現代ヨーロッパの精神

サルトル,ヴェーユら六人の思想家・作家が戦中・戦後の思想的課題といかに切り結んだかを考察した名著.(解説=海老坂武)

現代ヨーロッパの精神
著者 加藤 周一
通し番号 社会207
ジャンル 書籍 > 岩波現代文庫 > 社会
日本十進分類 > 社会科学
刊行日 2010/09/16
ISBN 9784006032074
Cコード 0136
体裁 A6 ・ 並製 ・ カバー ・ 268頁
在庫 品切れ
サルトル,ベン,フォースタ,バルト,ヴェーユら六人の思想家・作家を取り上げ,彼らが戦中・戦後のヨーロッパ社会が突きつけた思想的課題といかに切り結んできたかを論ずる.戦後のヨーロッパ思想は何を提起したか.フランスでの留学生活を経て,半世紀以上前に刊行され,戦後日本のヨーロッパ思想研究を先導してきた名著.(解説=海老坂武)

必要な作業:
**A)** 抜粋によると、この本の解説を書いているのは誰か。
**B)** 抜粋の「サルトル,ヴェーユら六人の思」から「きた名著.(解説=海老坂武)」までの箇所を、「名著」を「古典」に差し替えて書き直せ。

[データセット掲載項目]
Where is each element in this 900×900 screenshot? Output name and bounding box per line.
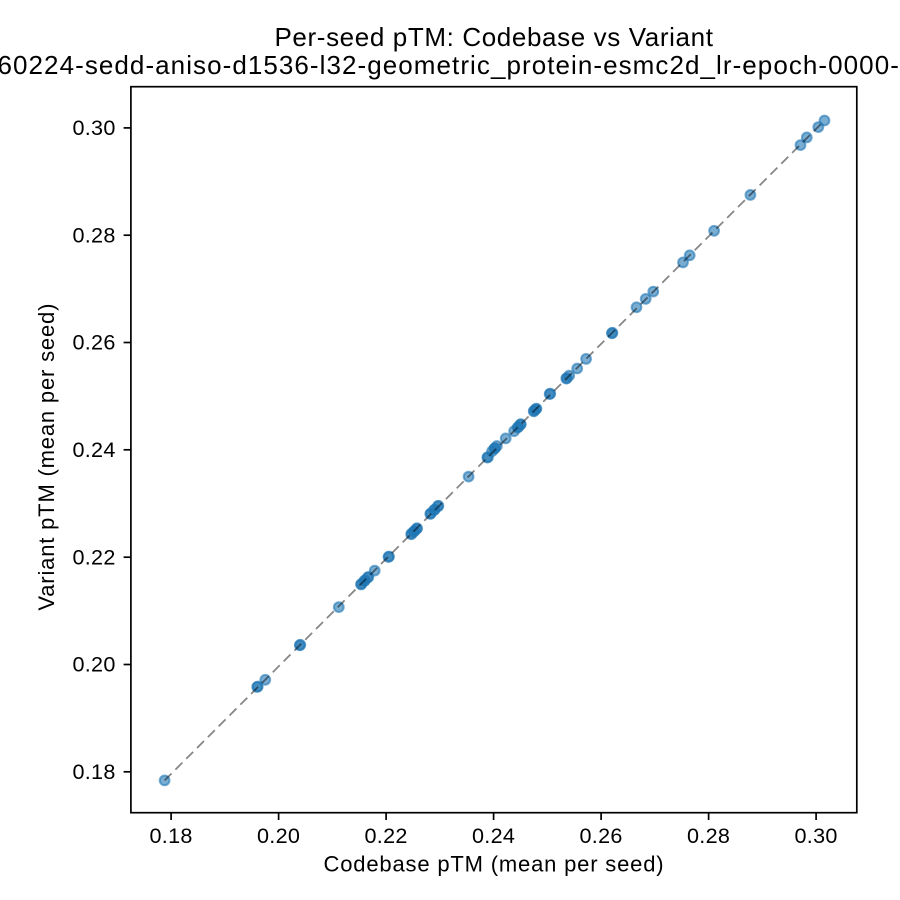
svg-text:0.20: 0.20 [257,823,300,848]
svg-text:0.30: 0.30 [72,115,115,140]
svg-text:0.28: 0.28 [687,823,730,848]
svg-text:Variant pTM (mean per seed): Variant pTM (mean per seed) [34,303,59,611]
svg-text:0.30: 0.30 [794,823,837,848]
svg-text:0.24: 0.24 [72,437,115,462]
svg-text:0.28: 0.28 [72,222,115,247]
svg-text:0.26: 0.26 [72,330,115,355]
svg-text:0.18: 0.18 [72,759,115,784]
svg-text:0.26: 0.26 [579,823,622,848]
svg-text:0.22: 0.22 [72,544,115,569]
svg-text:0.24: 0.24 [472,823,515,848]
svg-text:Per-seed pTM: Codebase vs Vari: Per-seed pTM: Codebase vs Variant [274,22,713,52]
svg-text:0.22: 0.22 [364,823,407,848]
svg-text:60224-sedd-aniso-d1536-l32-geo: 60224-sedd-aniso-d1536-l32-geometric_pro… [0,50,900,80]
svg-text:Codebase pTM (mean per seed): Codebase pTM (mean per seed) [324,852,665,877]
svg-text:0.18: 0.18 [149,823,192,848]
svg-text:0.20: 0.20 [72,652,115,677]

問題の解答:
**A)** 海老坂武である。

**B)**
サルトル,ヴェーユら六人の思想家・作家が戦中・戦後の思想的課題といかに切り結んだかを考察した古典.(解説=海老坂武)

現代ヨーロッパの精神
著者 加藤 周一
通し番号 社会207
ジャンル 書籍 > 岩波現代文庫 > 社会
日本十進分類 > 社会科学
刊行日 2010/09/16
ISBN 9784006032074
Cコード 0136
体裁 A6 ・ 並製 ・ カバー ・ 268頁
在庫 品切れ
サルトル,ベン,フォースタ,バルト,ヴェーユら六人の思想家・作家を取り上げ,彼らが戦中・戦後のヨーロッパ社会が突きつけた思想的課題といかに切り結んできたかを論ずる.戦後のヨーロッパ思想は何を提起したか.フランスでの留学生活を経て,半世紀以上前に刊行され,戦後日本のヨーロッパ思想研究を先導してきた古典.(解説=海老坂武)